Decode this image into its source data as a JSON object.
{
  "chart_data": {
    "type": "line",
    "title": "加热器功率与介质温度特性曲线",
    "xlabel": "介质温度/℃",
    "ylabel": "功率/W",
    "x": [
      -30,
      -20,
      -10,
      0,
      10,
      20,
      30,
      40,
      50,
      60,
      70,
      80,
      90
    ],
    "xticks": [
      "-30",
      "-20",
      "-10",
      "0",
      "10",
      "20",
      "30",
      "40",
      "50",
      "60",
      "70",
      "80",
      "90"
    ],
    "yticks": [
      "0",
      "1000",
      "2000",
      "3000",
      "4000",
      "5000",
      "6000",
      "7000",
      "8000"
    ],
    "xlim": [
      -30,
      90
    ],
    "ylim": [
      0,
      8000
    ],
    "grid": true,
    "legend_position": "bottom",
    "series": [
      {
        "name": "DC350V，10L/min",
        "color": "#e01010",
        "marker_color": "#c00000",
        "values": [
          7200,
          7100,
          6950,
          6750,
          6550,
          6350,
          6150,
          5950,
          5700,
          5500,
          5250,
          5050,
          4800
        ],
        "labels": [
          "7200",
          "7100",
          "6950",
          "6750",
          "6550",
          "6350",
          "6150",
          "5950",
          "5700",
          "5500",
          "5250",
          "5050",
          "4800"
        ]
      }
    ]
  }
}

# Task to complete
Can you restate every record above word for word?

# Task answer
Decode this image into its source data as a JSON object.
{
  "chart_data": {
    "type": "line",
    "title": "加热器功率与介质温度特性曲线",
    "xlabel": "介质温度/℃",
    "ylabel": "功率/W",
    "x": [
      -30,
      -20,
      -10,
      0,
      10,
      20,
      30,
      40,
      50,
      60,
      70,
      80,
      90
    ],
    "xticks": [
      "-30",
      "-20",
      "-10",
      "0",
      "10",
      "20",
      "30",
      "40",
      "50",
      "60",
      "70",
      "80",
      "90"
    ],
    "yticks": [
      "0",
      "1000",
      "2000",
      "3000",
      "4000",
      "5000",
      "6000",
      "7000",
      "8000"
    ],
    "xlim": [
      -30,
      90
    ],
    "ylim": [
      0,
      8000
    ],
    "grid": true,
    "legend_position": "bottom",
    "series": [
      {
        "name": "DC350V，10L/min",
        "color": "#e01010",
        "marker_color": "#c00000",
        "values": [
          7200,
          7100,
          6950,
          6750,
          6550,
          6350,
          6150,
          5950,
          5700,
          5500,
          5250,
          5050,
          4800
        ],
        "labels": [
          "7200",
          "7100",
          "6950",
          "6750",
          "6550",
          "6350",
          "6150",
          "5950",
          "5700",
          "5500",
          "5250",
          "5050",
          "4800"
        ]
      }
    ]
  }
}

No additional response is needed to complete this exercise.